▶ **Source passage**

- - - - -

Crag Cleaning at Dunowen

Got a good crowd on Sunday.  Access paths cleared, Bogged til the Oxters, cleaned by Damien, Jericho, Thessalonians, Utmost Good Faith and Aries cleaned by Jim, Andy, Yours truly and Frank. The crabs Claw climbed by Margaret etc plus ascents of a number of routes.  Plenty of sunshine on top, alas in the shade below.

Scottish Winter Meets 2016, Onich(MI), and Ullapool (CCC)


Scottish Winter Meets 2016, Onich(MI), and Ullapool (CCC)


I pretty much missed the first one, having arrived in Onich,( fresh from a fine traverse of Ben Cruachan), on Friday, the last night of the MI meet.   Also almost managed to miss Keith, Billy and Alex on Ben Cruachan, over a combination of changes of plan, and lack of a phone signal.  I caught up with them on the way down.   Weather was fine but the snow was soft and tiring.


We had a sociable night in the Inchcree centre, joined by Sandra and Dave and the remaining MI contingent.  I was pretty bushed, so decided not to join the other 8 on the ring of Steall on Saturday, which I thought was a bit ambitious anyway, given the conditions.  Went to climb Buachaille Etive Beg, my last remaining Munroe in Glencoe, only to realise when I got there, that I climbed it last year.  Plan B was to hire a mountain bike at Aonach Mor ( there were none), so it was plan C, coffee and the rugby.  Alas!  Still, the others were soon blown back to Fort William and a congenial evening had by all.


I thought we had a plan to do Ledge Route on Sunday, but my lack of a deodorant must have kicked in, with most preferring to go somewhere else or stay in bed.  Mercifully Sandra took pity on this Johnny no friends, and we had a great day out on this easy*** classic route.  Co-incidentally this was the day the young couple disappeared from their tent behind the CIC hut, but we were unaware of the tragedy about to unfold.  An added bonus was the lift we got from the top car park back to the Hobbit.

- - - - -

▶ **Exercise instructions**
[1] Can you write out the part of the climbing report that opens with the words containing "I pretty much" and closes with "soft and tiring."?
[2] How would you sum up the climbing report in two sentences?
[3] Continue the climbing report from where it stops.
The records aren't needed for any of this.

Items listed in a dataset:
- - - - -

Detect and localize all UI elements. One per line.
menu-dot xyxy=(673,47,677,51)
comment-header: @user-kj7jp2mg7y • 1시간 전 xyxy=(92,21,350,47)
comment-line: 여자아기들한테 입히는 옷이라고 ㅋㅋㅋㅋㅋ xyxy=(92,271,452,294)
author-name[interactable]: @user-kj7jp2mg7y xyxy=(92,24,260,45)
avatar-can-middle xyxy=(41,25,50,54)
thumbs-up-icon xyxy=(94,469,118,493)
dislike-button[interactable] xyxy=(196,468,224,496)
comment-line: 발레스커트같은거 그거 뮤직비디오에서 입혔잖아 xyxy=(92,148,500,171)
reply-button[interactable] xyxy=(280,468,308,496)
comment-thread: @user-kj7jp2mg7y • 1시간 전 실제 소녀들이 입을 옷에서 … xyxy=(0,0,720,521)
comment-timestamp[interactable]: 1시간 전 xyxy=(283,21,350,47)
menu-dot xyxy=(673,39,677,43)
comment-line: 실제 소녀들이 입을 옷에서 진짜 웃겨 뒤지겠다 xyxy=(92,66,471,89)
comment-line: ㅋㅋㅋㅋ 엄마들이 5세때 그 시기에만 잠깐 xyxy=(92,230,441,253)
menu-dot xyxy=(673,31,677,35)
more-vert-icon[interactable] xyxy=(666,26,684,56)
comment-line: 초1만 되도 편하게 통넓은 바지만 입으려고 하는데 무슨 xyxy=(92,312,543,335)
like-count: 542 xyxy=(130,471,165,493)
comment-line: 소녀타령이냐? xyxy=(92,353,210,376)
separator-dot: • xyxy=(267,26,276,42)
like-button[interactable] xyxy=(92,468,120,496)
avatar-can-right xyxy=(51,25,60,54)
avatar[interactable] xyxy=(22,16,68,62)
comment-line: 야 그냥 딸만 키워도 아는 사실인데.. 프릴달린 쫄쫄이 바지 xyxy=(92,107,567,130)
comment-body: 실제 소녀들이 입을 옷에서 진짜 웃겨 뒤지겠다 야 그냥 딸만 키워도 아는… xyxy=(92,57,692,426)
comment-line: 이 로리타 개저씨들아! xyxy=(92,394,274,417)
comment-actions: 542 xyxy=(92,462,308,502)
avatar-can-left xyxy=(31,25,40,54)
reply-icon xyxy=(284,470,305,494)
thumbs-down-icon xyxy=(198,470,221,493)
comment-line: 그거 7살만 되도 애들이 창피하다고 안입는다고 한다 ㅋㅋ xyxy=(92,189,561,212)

- - - - -

▶ **Exercise responses**
[1]
I pretty much missed the first one, having arrived in Onich,( fresh from a fine traverse of Ben Cruachan), on Friday, the last night of the MI meet.   Also almost managed to miss Keith, Billy and Alex on Ben Cruachan, over a combination of changes of plan, and lack of a phone signal.  I caught up with them on the way down.   Weather was fine but the snow was soft and tiring.

[2] A good crowd turned out on a Sunday at Dunowen, clearing access paths, cleaning a number of routes and climbing several others. At the 2016 Scottish winter meets, the writer reached Onich after a traverse of Ben Cruachan, passed on the Saturday ring of Steall, and on Sunday climbed Ledge Route with Sandra.

[3]
 I went on to meet up with eldest son Chris in Aviemore,  in the morning, picking up the line manager at Inverness Airport, and staying with my brother Jimmy and Mairi.  Had an afternoon walk on the Cat’s Back’ a local hill, and the next day we were joined by Chris, in the aptly named Dufftown, to climb an easy Corbett called Ben Riness.  Easy my ****!  We had to abandon it in the most extreme wind I have ever experienced .The zip pocket in the top of my rucsac blew open twice, with the contents taking off over the Cairngorms so fast I didn’t see them go.  Two hats, goggles, gloves, an iphone bag are missing, presumed lost, (sofar).  We crawled off.


Having been entertained to another fine dinner by Mairi, we left for Ullapool and Finbarr.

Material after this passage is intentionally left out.